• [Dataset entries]
---------------

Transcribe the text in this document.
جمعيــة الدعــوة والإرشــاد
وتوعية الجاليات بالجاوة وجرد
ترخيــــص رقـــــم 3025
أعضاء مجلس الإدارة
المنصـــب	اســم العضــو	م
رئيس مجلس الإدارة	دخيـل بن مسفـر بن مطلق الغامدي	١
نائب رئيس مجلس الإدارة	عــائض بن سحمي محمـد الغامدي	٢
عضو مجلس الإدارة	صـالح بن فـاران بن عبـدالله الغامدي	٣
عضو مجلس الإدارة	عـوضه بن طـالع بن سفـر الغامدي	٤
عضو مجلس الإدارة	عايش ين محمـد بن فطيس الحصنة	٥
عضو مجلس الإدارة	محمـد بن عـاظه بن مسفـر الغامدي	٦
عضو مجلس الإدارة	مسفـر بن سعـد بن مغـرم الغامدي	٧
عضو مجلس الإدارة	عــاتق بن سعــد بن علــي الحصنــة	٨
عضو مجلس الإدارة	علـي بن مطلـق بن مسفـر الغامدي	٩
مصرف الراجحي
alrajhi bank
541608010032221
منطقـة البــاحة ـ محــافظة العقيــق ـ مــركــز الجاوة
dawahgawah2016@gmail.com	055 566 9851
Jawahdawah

---------------

• [AIM OF THE EXERCISE] Repeat all of the records above exactly as written.

• [SOLUTION FOR THIS EXERCISE]
Transcribe the text in this document.
جمعيــة الدعــوة والإرشــاد
وتوعية الجاليات بالجاوة وجرد
ترخيــــص رقـــــم 3025
أعضاء مجلس الإدارة
المنصـــب	اســم العضــو	م
رئيس مجلس الإدارة	دخيـل بن مسفـر بن مطلق الغامدي	١
نائب رئيس مجلس الإدارة	عــائض بن سحمي محمـد الغامدي	٢
عضو مجلس الإدارة	صـالح بن فـاران بن عبـدالله الغامدي	٣
عضو مجلس الإدارة	عـوضه بن طـالع بن سفـر الغامدي	٤
عضو مجلس الإدارة	عايش ين محمـد بن فطيس الحصنة	٥
عضو مجلس الإدارة	محمـد بن عـاظه بن مسفـر الغامدي	٦
عضو مجلس الإدارة	مسفـر بن سعـد بن مغـرم الغامدي	٧
عضو مجلس الإدارة	عــاتق بن سعــد بن علــي الحصنــة	٨
عضو مجلس الإدارة	علـي بن مطلـق بن مسفـر الغامدي	٩
مصرف الراجحي
alrajhi bank
541608010032221
منطقـة البــاحة ـ محــافظة العقيــق ـ مــركــز الجاوة
dawahgawah2016@gmail.com	055 566 9851
Jawahdawah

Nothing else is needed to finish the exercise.